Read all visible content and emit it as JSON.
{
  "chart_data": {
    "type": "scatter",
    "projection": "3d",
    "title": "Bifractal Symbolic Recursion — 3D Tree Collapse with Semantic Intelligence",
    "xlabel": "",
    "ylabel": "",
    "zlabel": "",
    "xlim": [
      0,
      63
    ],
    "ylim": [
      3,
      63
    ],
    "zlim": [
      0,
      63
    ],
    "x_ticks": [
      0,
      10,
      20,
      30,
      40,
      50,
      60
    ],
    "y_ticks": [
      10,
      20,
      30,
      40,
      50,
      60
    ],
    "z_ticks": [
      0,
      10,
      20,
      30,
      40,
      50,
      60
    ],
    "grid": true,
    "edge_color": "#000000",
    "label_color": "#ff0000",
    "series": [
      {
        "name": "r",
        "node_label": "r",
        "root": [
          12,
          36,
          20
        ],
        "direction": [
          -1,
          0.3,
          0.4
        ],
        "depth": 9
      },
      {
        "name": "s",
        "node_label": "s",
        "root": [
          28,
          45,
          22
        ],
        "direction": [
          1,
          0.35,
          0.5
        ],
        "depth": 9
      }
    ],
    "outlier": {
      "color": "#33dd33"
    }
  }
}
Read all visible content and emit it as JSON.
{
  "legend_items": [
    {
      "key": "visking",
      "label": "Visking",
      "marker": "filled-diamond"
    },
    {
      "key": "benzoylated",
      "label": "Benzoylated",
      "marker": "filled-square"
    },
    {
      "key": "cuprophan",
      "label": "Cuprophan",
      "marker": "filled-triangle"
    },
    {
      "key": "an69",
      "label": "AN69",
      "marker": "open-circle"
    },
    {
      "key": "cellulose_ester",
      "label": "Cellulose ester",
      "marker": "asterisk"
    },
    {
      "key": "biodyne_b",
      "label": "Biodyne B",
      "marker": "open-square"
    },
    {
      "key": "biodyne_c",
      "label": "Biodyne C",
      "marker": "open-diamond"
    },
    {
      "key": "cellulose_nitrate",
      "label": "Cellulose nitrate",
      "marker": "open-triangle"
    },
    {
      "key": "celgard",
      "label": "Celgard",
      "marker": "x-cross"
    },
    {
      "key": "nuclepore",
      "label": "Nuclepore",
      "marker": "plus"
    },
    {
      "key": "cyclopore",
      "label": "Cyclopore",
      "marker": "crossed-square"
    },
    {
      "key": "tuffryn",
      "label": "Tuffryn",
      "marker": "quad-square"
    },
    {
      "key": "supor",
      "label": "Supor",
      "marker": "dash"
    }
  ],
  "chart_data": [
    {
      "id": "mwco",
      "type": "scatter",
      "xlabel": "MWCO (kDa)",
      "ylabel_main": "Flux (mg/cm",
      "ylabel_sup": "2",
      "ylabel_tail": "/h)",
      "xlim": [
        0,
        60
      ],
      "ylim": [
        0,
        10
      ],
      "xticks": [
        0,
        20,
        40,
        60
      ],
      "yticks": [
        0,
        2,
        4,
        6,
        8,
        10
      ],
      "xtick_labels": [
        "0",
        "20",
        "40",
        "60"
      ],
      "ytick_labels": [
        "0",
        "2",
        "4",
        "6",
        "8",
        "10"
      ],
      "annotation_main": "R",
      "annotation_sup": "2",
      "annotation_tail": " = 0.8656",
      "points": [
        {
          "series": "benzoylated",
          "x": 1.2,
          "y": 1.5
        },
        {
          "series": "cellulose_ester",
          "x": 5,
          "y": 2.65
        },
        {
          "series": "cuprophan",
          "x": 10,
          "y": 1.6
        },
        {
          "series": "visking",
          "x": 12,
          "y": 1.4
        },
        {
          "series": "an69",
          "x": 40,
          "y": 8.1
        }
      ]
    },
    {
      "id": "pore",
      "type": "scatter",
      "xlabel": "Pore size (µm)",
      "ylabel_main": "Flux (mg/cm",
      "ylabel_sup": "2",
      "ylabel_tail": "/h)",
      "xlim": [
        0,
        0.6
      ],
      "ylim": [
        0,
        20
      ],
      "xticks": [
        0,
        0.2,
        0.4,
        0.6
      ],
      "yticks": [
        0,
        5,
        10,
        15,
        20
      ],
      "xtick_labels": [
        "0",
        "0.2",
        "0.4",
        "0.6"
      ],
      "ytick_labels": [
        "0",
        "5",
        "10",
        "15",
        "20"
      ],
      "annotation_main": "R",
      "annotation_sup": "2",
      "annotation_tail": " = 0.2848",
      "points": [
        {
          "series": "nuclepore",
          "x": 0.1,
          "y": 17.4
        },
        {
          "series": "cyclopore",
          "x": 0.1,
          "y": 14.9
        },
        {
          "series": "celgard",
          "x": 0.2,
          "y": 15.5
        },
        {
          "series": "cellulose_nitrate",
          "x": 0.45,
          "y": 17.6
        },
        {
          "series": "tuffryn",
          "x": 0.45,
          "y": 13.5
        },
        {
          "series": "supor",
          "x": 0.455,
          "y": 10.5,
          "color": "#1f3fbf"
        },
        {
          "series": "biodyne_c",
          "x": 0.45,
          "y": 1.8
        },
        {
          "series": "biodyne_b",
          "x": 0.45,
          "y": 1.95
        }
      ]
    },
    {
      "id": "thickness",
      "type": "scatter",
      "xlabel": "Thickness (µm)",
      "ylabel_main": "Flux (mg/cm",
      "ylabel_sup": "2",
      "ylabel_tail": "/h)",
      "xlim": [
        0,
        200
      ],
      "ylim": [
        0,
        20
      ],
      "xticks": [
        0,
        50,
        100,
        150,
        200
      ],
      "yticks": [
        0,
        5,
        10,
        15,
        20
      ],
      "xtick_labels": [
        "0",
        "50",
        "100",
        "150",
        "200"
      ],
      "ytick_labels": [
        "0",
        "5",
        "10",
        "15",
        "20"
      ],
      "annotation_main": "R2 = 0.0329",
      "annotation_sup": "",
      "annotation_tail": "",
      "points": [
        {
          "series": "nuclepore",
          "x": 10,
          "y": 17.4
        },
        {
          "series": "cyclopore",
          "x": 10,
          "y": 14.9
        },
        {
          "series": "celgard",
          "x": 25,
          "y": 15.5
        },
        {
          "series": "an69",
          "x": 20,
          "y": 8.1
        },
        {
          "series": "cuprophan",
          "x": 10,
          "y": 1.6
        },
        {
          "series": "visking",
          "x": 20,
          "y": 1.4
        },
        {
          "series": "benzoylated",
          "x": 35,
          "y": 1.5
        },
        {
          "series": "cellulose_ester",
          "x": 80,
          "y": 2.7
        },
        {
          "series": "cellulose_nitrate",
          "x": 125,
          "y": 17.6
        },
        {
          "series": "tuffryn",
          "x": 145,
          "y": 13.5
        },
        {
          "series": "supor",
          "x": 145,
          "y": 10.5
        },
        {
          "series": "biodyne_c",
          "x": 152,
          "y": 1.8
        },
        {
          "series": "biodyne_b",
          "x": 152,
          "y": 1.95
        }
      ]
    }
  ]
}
#####
#### Prompt:
Identify each line holding the string "diamond", and copy it out.

#### Expected output:
      "marker": "filled-diamond"
      "marker": "open-diamond"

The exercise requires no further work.